Dataset records
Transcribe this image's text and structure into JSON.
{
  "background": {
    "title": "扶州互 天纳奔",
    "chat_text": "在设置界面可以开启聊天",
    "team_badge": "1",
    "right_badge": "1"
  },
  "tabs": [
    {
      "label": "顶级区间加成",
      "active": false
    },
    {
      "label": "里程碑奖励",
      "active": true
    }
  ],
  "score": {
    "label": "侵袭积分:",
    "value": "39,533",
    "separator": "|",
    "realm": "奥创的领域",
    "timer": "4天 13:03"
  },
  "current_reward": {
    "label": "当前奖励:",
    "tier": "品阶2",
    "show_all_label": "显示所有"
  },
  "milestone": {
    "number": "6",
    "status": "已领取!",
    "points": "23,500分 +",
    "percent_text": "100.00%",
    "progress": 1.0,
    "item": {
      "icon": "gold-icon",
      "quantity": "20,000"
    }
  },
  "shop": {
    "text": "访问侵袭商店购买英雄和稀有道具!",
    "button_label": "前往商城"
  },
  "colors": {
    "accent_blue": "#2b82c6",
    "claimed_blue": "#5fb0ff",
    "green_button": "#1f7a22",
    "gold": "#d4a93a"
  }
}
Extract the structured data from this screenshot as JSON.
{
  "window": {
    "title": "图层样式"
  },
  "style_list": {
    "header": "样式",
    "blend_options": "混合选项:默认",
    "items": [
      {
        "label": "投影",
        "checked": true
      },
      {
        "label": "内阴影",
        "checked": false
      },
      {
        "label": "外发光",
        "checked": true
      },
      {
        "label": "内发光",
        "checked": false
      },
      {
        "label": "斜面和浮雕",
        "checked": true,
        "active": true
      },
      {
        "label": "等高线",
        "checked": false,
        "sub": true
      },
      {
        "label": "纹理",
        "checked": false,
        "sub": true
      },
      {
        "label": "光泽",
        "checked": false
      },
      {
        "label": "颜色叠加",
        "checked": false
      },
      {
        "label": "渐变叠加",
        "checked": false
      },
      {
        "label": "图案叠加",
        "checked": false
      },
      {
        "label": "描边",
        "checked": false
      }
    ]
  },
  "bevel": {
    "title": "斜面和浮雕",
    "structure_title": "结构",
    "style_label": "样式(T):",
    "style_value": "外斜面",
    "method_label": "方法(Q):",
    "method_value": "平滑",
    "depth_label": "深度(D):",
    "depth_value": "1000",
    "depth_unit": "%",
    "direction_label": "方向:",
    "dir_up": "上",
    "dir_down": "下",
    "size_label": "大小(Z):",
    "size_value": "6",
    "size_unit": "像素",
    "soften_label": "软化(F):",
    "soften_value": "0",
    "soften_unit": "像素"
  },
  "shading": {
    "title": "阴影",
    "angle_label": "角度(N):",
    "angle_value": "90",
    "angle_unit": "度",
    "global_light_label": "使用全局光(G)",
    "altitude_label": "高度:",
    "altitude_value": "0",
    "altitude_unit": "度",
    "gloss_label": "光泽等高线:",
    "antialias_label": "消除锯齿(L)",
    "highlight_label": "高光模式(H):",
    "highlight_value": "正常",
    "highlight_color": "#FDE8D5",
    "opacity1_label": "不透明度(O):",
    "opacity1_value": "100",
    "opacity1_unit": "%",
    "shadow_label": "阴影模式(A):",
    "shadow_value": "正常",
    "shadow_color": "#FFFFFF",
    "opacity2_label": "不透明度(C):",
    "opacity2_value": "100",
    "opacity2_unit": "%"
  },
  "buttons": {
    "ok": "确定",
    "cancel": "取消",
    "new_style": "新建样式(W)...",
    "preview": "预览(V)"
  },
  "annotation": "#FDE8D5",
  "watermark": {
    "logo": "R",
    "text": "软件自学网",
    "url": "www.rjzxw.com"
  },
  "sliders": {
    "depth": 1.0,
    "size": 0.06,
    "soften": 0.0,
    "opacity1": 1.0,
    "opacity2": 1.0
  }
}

## INSTRUCTION
Take the entries above and copy them out exactly.

## WRITTEN RESPONSE
Transcribe this image's text and structure into JSON.
{
  "background": {
    "title": "扶州互 天纳奔",
    "chat_text": "在设置界面可以开启聊天",
    "team_badge": "1",
    "right_badge": "1"
  },
  "tabs": [
    {
      "label": "顶级区间加成",
      "active": false
    },
    {
      "label": "里程碑奖励",
      "active": true
    }
  ],
  "score": {
    "label": "侵袭积分:",
    "value": "39,533",
    "separator": "|",
    "realm": "奥创的领域",
    "timer": "4天 13:03"
  },
  "current_reward": {
    "label": "当前奖励:",
    "tier": "品阶2",
    "show_all_label": "显示所有"
  },
  "milestone": {
    "number": "6",
    "status": "已领取!",
    "points": "23,500分 +",
    "percent_text": "100.00%",
    "progress": 1.0,
    "item": {
      "icon": "gold-icon",
      "quantity": "20,000"
    }
  },
  "shop": {
    "text": "访问侵袭商店购买英雄和稀有道具!",
    "button_label": "前往商城"
  },
  "colors": {
    "accent_blue": "#2b82c6",
    "claimed_blue": "#5fb0ff",
    "green_button": "#1f7a22",
    "gold": "#d4a93a"
  }
}
Extract the structured data from this screenshot as JSON.
{
  "window": {
    "title": "图层样式"
  },
  "style_list": {
    "header": "样式",
    "blend_options": "混合选项:默认",
    "items": [
      {
        "label": "投影",
        "checked": true
      },
      {
        "label": "内阴影",
        "checked": false
      },
      {
        "label": "外发光",
        "checked": true
      },
      {
        "label": "内发光",
        "checked": false
      },
      {
        "label": "斜面和浮雕",
        "checked": true,
        "active": true
      },
      {
        "label": "等高线",
        "checked": false,
        "sub": true
      },
      {
        "label": "纹理",
        "checked": false,
        "sub": true
      },
      {
        "label": "光泽",
        "checked": false
      },
      {
        "label": "颜色叠加",
        "checked": false
      },
      {
        "label": "渐变叠加",
        "checked": false
      },
      {
        "label": "图案叠加",
        "checked": false
      },
      {
        "label": "描边",
        "checked": false
      }
    ]
  },
  "bevel": {
    "title": "斜面和浮雕",
    "structure_title": "结构",
    "style_label": "样式(T):",
    "style_value": "外斜面",
    "method_label": "方法(Q):",
    "method_value": "平滑",
    "depth_label": "深度(D):",
    "depth_value": "1000",
    "depth_unit": "%",
    "direction_label": "方向:",
    "dir_up": "上",
    "dir_down": "下",
    "size_label": "大小(Z):",
    "size_value": "6",
    "size_unit": "像素",
    "soften_label": "软化(F):",
    "soften_value": "0",
    "soften_unit": "像素"
  },
  "shading": {
    "title": "阴影",
    "angle_label": "角度(N):",
    "angle_value": "90",
    "angle_unit": "度",
    "global_light_label": "使用全局光(G)",
    "altitude_label": "高度:",
    "altitude_value": "0",
    "altitude_unit": "度",
    "gloss_label": "光泽等高线:",
    "antialias_label": "消除锯齿(L)",
    "highlight_label": "高光模式(H):",
    "highlight_value": "正常",
    "highlight_color": "#FDE8D5",
    "opacity1_label": "不透明度(O):",
    "opacity1_value": "100",
    "opacity1_unit": "%",
    "shadow_label": "阴影模式(A):",
    "shadow_value": "正常",
    "shadow_color": "#FFFFFF",
    "opacity2_label": "不透明度(C):",
    "opacity2_value": "100",
    "opacity2_unit": "%"
  },
  "buttons": {
    "ok": "确定",
    "cancel": "取消",
    "new_style": "新建样式(W)...",
    "preview": "预览(V)"
  },
  "annotation": "#FDE8D5",
  "watermark": {
    "logo": "R",
    "text": "软件自学网",
    "url": "www.rjzxw.com"
  },
  "sliders": {
    "depth": 1.0,
    "size": 0.06,
    "soften": 0.0,
    "opacity1": 1.0,
    "opacity2": 1.0
  }
}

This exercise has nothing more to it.